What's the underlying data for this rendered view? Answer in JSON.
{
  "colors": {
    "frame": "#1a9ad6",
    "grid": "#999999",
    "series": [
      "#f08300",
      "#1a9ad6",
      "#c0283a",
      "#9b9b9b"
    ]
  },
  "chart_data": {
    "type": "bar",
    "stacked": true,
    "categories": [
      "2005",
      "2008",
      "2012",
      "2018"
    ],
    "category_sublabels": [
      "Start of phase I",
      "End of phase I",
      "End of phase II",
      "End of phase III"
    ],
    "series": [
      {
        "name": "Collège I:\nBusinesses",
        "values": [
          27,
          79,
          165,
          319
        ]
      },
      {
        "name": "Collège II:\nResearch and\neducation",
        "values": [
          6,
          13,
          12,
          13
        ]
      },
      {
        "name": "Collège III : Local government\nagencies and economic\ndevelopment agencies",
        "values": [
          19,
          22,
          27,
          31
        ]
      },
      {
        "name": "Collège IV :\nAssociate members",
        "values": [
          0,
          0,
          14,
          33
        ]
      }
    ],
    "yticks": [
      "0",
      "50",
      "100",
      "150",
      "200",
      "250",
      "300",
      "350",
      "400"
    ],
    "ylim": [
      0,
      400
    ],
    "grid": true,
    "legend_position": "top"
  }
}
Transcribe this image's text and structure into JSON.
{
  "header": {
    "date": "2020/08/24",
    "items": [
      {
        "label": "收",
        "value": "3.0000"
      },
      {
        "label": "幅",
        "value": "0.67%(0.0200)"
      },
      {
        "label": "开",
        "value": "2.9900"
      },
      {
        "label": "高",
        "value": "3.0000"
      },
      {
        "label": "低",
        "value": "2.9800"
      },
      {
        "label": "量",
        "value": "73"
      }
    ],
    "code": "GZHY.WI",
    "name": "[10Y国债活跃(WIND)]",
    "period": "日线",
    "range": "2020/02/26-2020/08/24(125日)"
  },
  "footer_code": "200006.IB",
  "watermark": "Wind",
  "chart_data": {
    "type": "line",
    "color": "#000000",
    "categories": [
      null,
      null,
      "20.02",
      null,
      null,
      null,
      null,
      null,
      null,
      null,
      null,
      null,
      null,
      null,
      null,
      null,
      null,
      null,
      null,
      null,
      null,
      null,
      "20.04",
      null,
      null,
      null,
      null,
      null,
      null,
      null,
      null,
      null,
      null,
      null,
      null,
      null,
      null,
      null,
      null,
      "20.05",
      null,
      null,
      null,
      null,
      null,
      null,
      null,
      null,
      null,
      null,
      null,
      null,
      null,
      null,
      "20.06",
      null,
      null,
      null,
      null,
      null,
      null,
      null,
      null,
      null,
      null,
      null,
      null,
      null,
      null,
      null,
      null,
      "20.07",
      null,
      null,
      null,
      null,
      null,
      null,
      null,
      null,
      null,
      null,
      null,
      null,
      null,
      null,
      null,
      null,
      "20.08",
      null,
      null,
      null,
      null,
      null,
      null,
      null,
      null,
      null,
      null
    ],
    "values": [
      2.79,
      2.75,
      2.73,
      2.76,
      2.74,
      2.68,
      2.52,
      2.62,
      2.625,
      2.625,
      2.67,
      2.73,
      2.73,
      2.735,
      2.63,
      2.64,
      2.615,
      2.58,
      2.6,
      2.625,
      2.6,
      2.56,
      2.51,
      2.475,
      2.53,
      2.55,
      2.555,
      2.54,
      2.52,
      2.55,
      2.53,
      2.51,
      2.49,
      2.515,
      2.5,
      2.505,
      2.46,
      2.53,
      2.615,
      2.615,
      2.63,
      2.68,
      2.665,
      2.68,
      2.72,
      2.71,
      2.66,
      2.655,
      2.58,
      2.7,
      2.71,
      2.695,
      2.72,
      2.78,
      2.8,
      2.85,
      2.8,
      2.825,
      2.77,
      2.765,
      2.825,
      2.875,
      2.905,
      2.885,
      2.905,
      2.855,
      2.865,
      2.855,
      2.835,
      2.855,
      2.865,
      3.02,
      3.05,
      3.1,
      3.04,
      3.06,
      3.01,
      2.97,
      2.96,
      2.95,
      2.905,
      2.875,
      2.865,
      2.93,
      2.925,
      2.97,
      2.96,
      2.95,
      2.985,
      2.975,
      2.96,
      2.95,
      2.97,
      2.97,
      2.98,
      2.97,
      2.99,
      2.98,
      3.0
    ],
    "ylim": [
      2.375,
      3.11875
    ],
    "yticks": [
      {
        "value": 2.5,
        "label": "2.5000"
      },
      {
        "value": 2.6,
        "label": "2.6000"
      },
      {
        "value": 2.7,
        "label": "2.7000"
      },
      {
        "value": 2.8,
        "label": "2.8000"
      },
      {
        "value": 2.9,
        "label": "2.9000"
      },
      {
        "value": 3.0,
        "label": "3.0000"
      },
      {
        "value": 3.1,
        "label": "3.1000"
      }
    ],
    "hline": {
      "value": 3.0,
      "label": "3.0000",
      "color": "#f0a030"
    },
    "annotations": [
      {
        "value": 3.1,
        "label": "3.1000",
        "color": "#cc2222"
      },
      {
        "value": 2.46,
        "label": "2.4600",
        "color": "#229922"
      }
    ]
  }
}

+ + + +

» **Exercise**: Reproduce the material above without altering a single character.

» **Response to the exercise**:
What's the underlying data for this rendered view? Answer in JSON.
{
  "colors": {
    "frame": "#1a9ad6",
    "grid": "#999999",
    "series": [
      "#f08300",
      "#1a9ad6",
      "#c0283a",
      "#9b9b9b"
    ]
  },
  "chart_data": {
    "type": "bar",
    "stacked": true,
    "categories": [
      "2005",
      "2008",
      "2012",
      "2018"
    ],
    "category_sublabels": [
      "Start of phase I",
      "End of phase I",
      "End of phase II",
      "End of phase III"
    ],
    "series": [
      {
        "name": "Collège I:\nBusinesses",
        "values": [
          27,
          79,
          165,
          319
        ]
      },
      {
        "name": "Collège II:\nResearch and\neducation",
        "values": [
          6,
          13,
          12,
          13
        ]
      },
      {
        "name": "Collège III : Local government\nagencies and economic\ndevelopment agencies",
        "values": [
          19,
          22,
          27,
          31
        ]
      },
      {
        "name": "Collège IV :\nAssociate members",
        "values": [
          0,
          0,
          14,
          33
        ]
      }
    ],
    "yticks": [
      "0",
      "50",
      "100",
      "150",
      "200",
      "250",
      "300",
      "350",
      "400"
    ],
    "ylim": [
      0,
      400
    ],
    "grid": true,
    "legend_position": "top"
  }
}
Transcribe this image's text and structure into JSON.
{
  "header": {
    "date": "2020/08/24",
    "items": [
      {
        "label": "收",
        "value": "3.0000"
      },
      {
        "label": "幅",
        "value": "0.67%(0.0200)"
      },
      {
        "label": "开",
        "value": "2.9900"
      },
      {
        "label": "高",
        "value": "3.0000"
      },
      {
        "label": "低",
        "value": "2.9800"
      },
      {
        "label": "量",
        "value": "73"
      }
    ],
    "code": "GZHY.WI",
    "name": "[10Y国债活跃(WIND)]",
    "period": "日线",
    "range": "2020/02/26-2020/08/24(125日)"
  },
  "footer_code": "200006.IB",
  "watermark": "Wind",
  "chart_data": {
    "type": "line",
    "color": "#000000",
    "categories": [
      null,
      null,
      "20.02",
      null,
      null,
      null,
      null,
      null,
      null,
      null,
      null,
      null,
      null,
      null,
      null,
      null,
      null,
      null,
      null,
      null,
      null,
      null,
      "20.04",
      null,
      null,
      null,
      null,
      null,
      null,
      null,
      null,
      null,
      null,
      null,
      null,
      null,
      null,
      null,
      null,
      "20.05",
      null,
      null,
      null,
      null,
      null,
      null,
      null,
      null,
      null,
      null,
      null,
      null,
      null,
      null,
      "20.06",
      null,
      null,
      null,
      null,
      null,
      null,
      null,
      null,
      null,
      null,
      null,
      null,
      null,
      null,
      null,
      null,
      "20.07",
      null,
      null,
      null,
      null,
      null,
      null,
      null,
      null,
      null,
      null,
      null,
      null,
      null,
      null,
      null,
      null,
      "20.08",
      null,
      null,
      null,
      null,
      null,
      null,
      null,
      null,
      null,
      null
    ],
    "values": [
      2.79,
      2.75,
      2.73,
      2.76,
      2.74,
      2.68,
      2.52,
      2.62,
      2.625,
      2.625,
      2.67,
      2.73,
      2.73,
      2.735,
      2.63,
      2.64,
      2.615,
      2.58,
      2.6,
      2.625,
      2.6,
      2.56,
      2.51,
      2.475,
      2.53,
      2.55,
      2.555,
      2.54,
      2.52,
      2.55,
      2.53,
      2.51,
      2.49,
      2.515,
      2.5,
      2.505,
      2.46,
      2.53,
      2.615,
      2.615,
      2.63,
      2.68,
      2.665,
      2.68,
      2.72,
      2.71,
      2.66,
      2.655,
      2.58,
      2.7,
      2.71,
      2.695,
      2.72,
      2.78,
      2.8,
      2.85,
      2.8,
      2.825,
      2.77,
      2.765,
      2.825,
      2.875,
      2.905,
      2.885,
      2.905,
      2.855,
      2.865,
      2.855,
      2.835,
      2.855,
      2.865,
      3.02,
      3.05,
      3.1,
      3.04,
      3.06,
      3.01,
      2.97,
      2.96,
      2.95,
      2.905,
      2.875,
      2.865,
      2.93,
      2.925,
      2.97,
      2.96,
      2.95,
      2.985,
      2.975,
      2.96,
      2.95,
      2.97,
      2.97,
      2.98,
      2.97,
      2.99,
      2.98,
      3.0
    ],
    "ylim": [
      2.375,
      3.11875
    ],
    "yticks": [
      {
        "value": 2.5,
        "label": "2.5000"
      },
      {
        "value": 2.6,
        "label": "2.6000"
      },
      {
        "value": 2.7,
        "label": "2.7000"
      },
      {
        "value": 2.8,
        "label": "2.8000"
      },
      {
        "value": 2.9,
        "label": "2.9000"
      },
      {
        "value": 3.0,
        "label": "3.0000"
      },
      {
        "value": 3.1,
        "label": "3.1000"
      }
    ],
    "hline": {
      "value": 3.0,
      "label": "3.0000",
      "color": "#f0a030"
    },
    "annotations": [
      {
        "value": 3.1,
        "label": "3.1000",
        "color": "#cc2222"
      },
      {
        "value": 2.46,
        "label": "2.4600",
        "color": "#229922"
      }
    ]
  }
}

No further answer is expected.